===== Entries provided =====

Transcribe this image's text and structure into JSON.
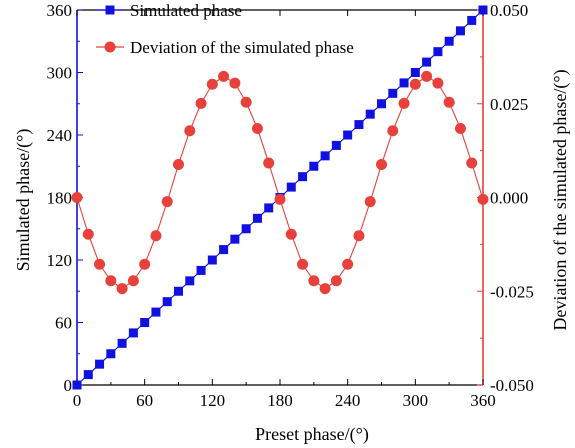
{
  "chart_data": {
    "type": "line",
    "xlabel": "Preset phase/(°)",
    "ylabel": "Simulated phase/(°)",
    "y2label": "Deviation of the simulated phase/(°)",
    "xlim": [
      0,
      360
    ],
    "ylim": [
      0,
      360
    ],
    "y2lim": [
      -0.05,
      0.05
    ],
    "xticks": [
      "0",
      "60",
      "120",
      "180",
      "240",
      "300",
      "360"
    ],
    "yticks": [
      "0",
      "60",
      "120",
      "180",
      "240",
      "300",
      "360"
    ],
    "y2ticks": [
      "-0.050",
      "-0.025",
      "0.000",
      "0.025",
      "0.050"
    ],
    "grid": false,
    "legend_position": "top-left",
    "series": [
      {
        "name": "Simulated phase",
        "axis": "left",
        "marker": "square",
        "color": "#1010e0",
        "x": [
          0,
          10,
          20,
          30,
          40,
          50,
          60,
          70,
          80,
          90,
          100,
          110,
          120,
          130,
          140,
          150,
          160,
          170,
          180,
          190,
          200,
          210,
          220,
          230,
          240,
          250,
          260,
          270,
          280,
          290,
          300,
          310,
          320,
          330,
          340,
          350,
          360
        ],
        "values": [
          0,
          10,
          20,
          30,
          40,
          50,
          60,
          70,
          80,
          90,
          100,
          110,
          120,
          130,
          140,
          150,
          160,
          170,
          180,
          190,
          200,
          210,
          220,
          230,
          240,
          250,
          260,
          270,
          280,
          290,
          300,
          310,
          320,
          330,
          340,
          350,
          360
        ]
      },
      {
        "name": "Deviation of the simulated phase",
        "axis": "right",
        "marker": "circle",
        "color": "#e8403a",
        "x": [
          0,
          10,
          20,
          30,
          40,
          50,
          60,
          70,
          80,
          90,
          100,
          110,
          120,
          130,
          140,
          150,
          160,
          170,
          180,
          190,
          200,
          210,
          220,
          230,
          240,
          250,
          260,
          270,
          280,
          290,
          300,
          310,
          320,
          330,
          340,
          350,
          360
        ],
        "values": [
          0,
          -0.0098,
          -0.0178,
          -0.0222,
          -0.0243,
          -0.0222,
          -0.0178,
          -0.0102,
          -0.0011,
          0.0088,
          0.0178,
          0.0251,
          0.0302,
          0.0323,
          0.0305,
          0.0254,
          0.0184,
          0.0092,
          -0.0005,
          -0.0098,
          -0.0178,
          -0.0222,
          -0.0243,
          -0.0222,
          -0.0178,
          -0.0102,
          -0.0011,
          0.0088,
          0.0178,
          0.0251,
          0.0302,
          0.0323,
          0.0305,
          0.0254,
          0.0184,
          0.0092,
          -0.0005
        ]
      }
    ]
  },
  "colors": {
    "left_axis": "#1010e0",
    "right_axis": "#e8403a",
    "frame": "#000000"
  }
}
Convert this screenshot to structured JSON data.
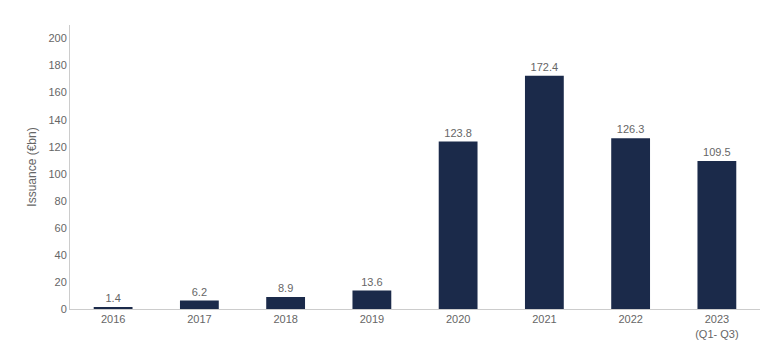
{
  "chart_data": {
    "type": "bar",
    "categories": [
      "2016",
      "2017",
      "2018",
      "2019",
      "2020",
      "2021",
      "2022",
      "2023\n(Q1- Q3)"
    ],
    "values": [
      1.4,
      6.2,
      8.9,
      13.6,
      123.8,
      172.4,
      126.3,
      109.5
    ],
    "color": "#1b2a4a",
    "ylabel": "Issuance (€bn)",
    "ylim": [
      0,
      210
    ],
    "yticks": [
      0,
      20,
      40,
      60,
      80,
      100,
      120,
      140,
      160,
      180,
      200
    ],
    "grid": false,
    "data_labels": true
  }
}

=====

● **What you are asked to do**: Begin at the line containing "Convert this screenshot" and extract every line through the end of the records, inclusive, exactly and only; omit pictures.

● **In response**:
Convert this screenshot to structured JSON data.
{
  "chart_data": {
    "type": "bar",
    "categories": [
      "2016",
      "2017",
      "2018",
      "2019",
      "2020",
      "2021",
      "2022",
      "2023\n(Q1- Q3)"
    ],
    "values": [
      1.4,
      6.2,
      8.9,
      13.6,
      123.8,
      172.4,
      126.3,
      109.5
    ],
    "color": "#1b2a4a",
    "ylabel": "Issuance (€bn)",
    "ylim": [
      0,
      210
    ],
    "yticks": [
      0,
      20,
      40,
      60,
      80,
      100,
      120,
      140,
      160,
      180,
      200
    ],
    "grid": false,
    "data_labels": true
  }
}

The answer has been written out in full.